--- Start of RAW DATA ---

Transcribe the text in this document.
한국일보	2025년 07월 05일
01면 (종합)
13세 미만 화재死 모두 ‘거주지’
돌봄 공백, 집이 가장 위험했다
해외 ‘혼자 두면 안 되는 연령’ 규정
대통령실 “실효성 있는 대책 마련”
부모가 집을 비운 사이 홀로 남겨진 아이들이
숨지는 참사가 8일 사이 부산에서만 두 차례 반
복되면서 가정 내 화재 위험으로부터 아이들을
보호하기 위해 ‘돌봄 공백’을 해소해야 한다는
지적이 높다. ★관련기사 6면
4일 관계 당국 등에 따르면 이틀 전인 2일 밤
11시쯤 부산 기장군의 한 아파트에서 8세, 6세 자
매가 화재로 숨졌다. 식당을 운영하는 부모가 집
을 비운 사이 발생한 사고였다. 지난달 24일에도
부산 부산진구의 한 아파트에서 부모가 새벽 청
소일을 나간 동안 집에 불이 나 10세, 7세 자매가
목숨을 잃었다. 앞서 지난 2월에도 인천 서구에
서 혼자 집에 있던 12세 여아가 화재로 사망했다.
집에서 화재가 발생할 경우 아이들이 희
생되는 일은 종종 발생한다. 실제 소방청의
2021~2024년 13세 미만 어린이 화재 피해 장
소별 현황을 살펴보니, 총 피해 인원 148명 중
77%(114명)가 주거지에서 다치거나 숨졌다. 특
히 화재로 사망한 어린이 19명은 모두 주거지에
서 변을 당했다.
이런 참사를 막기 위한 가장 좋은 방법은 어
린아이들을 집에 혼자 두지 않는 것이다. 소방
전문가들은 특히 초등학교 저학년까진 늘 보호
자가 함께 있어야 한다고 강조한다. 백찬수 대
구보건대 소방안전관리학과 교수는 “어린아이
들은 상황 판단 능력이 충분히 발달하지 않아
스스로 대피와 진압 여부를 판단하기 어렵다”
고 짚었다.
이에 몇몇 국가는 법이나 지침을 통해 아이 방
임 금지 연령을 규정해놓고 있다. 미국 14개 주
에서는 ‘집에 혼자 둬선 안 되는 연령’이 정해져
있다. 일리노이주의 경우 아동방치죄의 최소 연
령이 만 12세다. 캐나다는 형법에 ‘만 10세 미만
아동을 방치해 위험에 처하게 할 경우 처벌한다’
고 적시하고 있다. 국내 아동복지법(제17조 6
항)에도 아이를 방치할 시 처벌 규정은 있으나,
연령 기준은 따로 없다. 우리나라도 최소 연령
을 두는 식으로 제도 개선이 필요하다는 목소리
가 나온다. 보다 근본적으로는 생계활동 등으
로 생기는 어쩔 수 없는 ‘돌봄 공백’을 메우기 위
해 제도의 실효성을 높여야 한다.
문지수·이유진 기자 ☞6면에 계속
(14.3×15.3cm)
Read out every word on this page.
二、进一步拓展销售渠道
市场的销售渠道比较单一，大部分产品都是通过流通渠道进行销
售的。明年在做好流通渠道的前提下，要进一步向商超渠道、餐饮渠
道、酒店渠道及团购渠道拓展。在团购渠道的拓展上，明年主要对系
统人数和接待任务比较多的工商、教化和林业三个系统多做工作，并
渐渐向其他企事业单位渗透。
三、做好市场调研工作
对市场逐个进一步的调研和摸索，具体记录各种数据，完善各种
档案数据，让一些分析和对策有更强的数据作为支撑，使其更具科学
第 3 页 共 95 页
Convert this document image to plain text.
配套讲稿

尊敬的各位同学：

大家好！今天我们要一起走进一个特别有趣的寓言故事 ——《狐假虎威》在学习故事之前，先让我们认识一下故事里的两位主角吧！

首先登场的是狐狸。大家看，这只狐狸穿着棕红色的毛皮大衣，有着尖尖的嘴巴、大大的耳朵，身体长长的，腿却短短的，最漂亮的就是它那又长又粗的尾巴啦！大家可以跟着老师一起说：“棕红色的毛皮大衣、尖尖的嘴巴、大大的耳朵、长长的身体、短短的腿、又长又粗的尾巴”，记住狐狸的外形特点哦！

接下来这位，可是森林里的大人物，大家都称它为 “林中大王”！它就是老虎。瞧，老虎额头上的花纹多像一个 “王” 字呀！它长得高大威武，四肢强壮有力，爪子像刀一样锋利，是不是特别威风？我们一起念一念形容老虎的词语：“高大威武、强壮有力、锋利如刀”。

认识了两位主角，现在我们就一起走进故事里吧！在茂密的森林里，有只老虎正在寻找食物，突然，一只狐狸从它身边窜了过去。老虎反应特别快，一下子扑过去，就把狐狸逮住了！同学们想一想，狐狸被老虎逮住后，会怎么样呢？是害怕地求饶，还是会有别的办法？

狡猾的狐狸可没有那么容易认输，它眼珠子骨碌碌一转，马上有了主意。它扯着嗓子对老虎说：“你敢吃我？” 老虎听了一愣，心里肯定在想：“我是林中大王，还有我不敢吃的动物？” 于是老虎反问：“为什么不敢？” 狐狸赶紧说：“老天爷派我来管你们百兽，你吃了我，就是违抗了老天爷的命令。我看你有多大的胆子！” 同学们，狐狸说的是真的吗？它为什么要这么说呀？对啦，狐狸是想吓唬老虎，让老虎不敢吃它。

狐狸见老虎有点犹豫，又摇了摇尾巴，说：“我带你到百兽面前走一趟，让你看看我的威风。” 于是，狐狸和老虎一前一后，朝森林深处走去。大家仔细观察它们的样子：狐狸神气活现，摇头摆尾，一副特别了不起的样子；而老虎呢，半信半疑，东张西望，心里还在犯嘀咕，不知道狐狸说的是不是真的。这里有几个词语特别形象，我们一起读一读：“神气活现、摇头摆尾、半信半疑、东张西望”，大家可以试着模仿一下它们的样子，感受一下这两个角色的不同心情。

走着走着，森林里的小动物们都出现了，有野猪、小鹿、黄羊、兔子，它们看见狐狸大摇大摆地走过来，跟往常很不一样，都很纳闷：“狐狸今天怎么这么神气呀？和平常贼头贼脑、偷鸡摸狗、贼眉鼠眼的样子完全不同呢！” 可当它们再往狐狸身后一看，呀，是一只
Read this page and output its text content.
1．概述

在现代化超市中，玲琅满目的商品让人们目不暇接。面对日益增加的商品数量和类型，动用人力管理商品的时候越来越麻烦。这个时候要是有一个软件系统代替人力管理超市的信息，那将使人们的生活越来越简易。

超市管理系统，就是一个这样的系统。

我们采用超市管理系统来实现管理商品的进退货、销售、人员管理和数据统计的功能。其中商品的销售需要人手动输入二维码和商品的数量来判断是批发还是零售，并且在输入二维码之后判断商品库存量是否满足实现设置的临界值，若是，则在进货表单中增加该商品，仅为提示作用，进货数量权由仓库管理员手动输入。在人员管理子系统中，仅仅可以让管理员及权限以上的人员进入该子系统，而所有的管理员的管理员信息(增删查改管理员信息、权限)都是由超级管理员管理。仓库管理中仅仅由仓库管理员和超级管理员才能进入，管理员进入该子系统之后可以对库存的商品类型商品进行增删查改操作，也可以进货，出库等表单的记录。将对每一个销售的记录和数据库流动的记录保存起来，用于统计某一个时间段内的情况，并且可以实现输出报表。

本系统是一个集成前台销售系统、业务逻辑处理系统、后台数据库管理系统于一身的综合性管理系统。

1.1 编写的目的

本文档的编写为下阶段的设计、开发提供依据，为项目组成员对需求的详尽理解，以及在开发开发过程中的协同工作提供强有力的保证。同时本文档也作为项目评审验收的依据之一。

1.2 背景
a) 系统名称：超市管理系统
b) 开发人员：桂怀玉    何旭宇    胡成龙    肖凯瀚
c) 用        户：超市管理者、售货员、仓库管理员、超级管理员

--- End of RAW DATA ---

** WORK TO DO **
Search the entries for the word "document" and copy every line that has it.

** EXERCISE SOLUTION **
Transcribe the text in this document.
Convert this document image to plain text.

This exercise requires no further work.